● **Task description**: Retype the material that follows, keeping every word as it is.

BEGIN Information shown

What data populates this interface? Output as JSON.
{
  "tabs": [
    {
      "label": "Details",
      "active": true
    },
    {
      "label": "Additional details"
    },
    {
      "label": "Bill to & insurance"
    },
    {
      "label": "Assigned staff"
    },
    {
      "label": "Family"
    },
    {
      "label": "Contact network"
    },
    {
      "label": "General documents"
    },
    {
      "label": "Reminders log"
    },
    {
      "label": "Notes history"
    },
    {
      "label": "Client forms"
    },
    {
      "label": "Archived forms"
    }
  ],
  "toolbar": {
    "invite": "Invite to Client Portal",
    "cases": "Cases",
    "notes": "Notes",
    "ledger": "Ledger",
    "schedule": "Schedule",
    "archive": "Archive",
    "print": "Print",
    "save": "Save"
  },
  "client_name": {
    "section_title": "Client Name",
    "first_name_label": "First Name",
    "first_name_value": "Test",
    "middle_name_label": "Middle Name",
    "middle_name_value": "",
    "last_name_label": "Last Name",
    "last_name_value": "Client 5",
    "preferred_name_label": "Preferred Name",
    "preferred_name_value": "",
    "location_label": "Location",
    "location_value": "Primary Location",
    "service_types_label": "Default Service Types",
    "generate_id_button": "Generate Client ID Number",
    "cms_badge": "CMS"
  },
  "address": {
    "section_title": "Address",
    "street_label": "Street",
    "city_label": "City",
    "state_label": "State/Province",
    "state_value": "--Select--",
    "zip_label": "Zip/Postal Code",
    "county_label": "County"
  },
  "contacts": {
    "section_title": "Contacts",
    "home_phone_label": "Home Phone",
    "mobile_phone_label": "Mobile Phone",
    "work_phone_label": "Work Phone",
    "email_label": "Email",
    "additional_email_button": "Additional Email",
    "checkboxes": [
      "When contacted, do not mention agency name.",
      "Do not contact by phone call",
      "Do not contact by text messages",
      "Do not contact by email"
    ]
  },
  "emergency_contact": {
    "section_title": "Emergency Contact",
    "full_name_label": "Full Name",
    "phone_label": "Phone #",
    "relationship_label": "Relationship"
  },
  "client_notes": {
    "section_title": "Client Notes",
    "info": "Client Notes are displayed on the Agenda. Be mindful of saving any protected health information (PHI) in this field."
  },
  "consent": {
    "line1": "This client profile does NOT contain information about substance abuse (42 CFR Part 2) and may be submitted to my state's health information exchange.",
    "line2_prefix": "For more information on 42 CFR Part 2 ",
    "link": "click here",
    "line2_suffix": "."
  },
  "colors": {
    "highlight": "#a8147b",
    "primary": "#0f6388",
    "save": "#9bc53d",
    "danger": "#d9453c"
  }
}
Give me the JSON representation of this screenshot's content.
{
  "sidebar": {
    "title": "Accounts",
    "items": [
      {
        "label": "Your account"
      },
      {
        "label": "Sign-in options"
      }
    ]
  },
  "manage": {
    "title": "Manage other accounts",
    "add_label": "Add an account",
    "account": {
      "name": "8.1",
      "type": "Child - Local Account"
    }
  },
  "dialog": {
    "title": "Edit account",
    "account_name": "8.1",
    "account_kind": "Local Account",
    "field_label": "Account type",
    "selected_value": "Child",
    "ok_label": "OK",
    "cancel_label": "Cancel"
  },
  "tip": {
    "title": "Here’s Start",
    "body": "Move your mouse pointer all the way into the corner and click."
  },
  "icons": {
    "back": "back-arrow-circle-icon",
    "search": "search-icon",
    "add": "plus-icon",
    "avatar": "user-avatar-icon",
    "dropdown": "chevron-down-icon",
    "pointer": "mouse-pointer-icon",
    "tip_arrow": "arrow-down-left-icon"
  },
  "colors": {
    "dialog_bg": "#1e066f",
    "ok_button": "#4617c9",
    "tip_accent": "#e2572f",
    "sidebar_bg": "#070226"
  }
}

END Information shown

● **Output for this exercise**:
What data populates this interface? Output as JSON.
{
  "tabs": [
    {
      "label": "Details",
      "active": true
    },
    {
      "label": "Additional details"
    },
    {
      "label": "Bill to & insurance"
    },
    {
      "label": "Assigned staff"
    },
    {
      "label": "Family"
    },
    {
      "label": "Contact network"
    },
    {
      "label": "General documents"
    },
    {
      "label": "Reminders log"
    },
    {
      "label": "Notes history"
    },
    {
      "label": "Client forms"
    },
    {
      "label": "Archived forms"
    }
  ],
  "toolbar": {
    "invite": "Invite to Client Portal",
    "cases": "Cases",
    "notes": "Notes",
    "ledger": "Ledger",
    "schedule": "Schedule",
    "archive": "Archive",
    "print": "Print",
    "save": "Save"
  },
  "client_name": {
    "section_title": "Client Name",
    "first_name_label": "First Name",
    "first_name_value": "Test",
    "middle_name_label": "Middle Name",
    "middle_name_value": "",
    "last_name_label": "Last Name",
    "last_name_value": "Client 5",
    "preferred_name_label": "Preferred Name",
    "preferred_name_value": "",
    "location_label": "Location",
    "location_value": "Primary Location",
    "service_types_label": "Default Service Types",
    "generate_id_button": "Generate Client ID Number",
    "cms_badge": "CMS"
  },
  "address": {
    "section_title": "Address",
    "street_label": "Street",
    "city_label": "City",
    "state_label": "State/Province",
    "state_value": "--Select--",
    "zip_label": "Zip/Postal Code",
    "county_label": "County"
  },
  "contacts": {
    "section_title": "Contacts",
    "home_phone_label": "Home Phone",
    "mobile_phone_label": "Mobile Phone",
    "work_phone_label": "Work Phone",
    "email_label": "Email",
    "additional_email_button": "Additional Email",
    "checkboxes": [
      "When contacted, do not mention agency name.",
      "Do not contact by phone call",
      "Do not contact by text messages",
      "Do not contact by email"
    ]
  },
  "emergency_contact": {
    "section_title": "Emergency Contact",
    "full_name_label": "Full Name",
    "phone_label": "Phone #",
    "relationship_label": "Relationship"
  },
  "client_notes": {
    "section_title": "Client Notes",
    "info": "Client Notes are displayed on the Agenda. Be mindful of saving any protected health information (PHI) in this field."
  },
  "consent": {
    "line1": "This client profile does NOT contain information about substance abuse (42 CFR Part 2) and may be submitted to my state's health information exchange.",
    "line2_prefix": "For more information on 42 CFR Part 2 ",
    "link": "click here",
    "line2_suffix": "."
  },
  "colors": {
    "highlight": "#a8147b",
    "primary": "#0f6388",
    "save": "#9bc53d",
    "danger": "#d9453c"
  }
}
Give me the JSON representation of this screenshot's content.
{
  "sidebar": {
    "title": "Accounts",
    "items": [
      {
        "label": "Your account"
      },
      {
        "label": "Sign-in options"
      }
    ]
  },
  "manage": {
    "title": "Manage other accounts",
    "add_label": "Add an account",
    "account": {
      "name": "8.1",
      "type": "Child - Local Account"
    }
  },
  "dialog": {
    "title": "Edit account",
    "account_name": "8.1",
    "account_kind": "Local Account",
    "field_label": "Account type",
    "selected_value": "Child",
    "ok_label": "OK",
    "cancel_label": "Cancel"
  },
  "tip": {
    "title": "Here’s Start",
    "body": "Move your mouse pointer all the way into the corner and click."
  },
  "icons": {
    "back": "back-arrow-circle-icon",
    "search": "search-icon",
    "add": "plus-icon",
    "avatar": "user-avatar-icon",
    "dropdown": "chevron-down-icon",
    "pointer": "mouse-pointer-icon",
    "tip_arrow": "arrow-down-left-icon"
  },
  "colors": {
    "dialog_bg": "#1e066f",
    "ok_button": "#4617c9",
    "tip_accent": "#e2572f",
    "sidebar_bg": "#070226"
  }
}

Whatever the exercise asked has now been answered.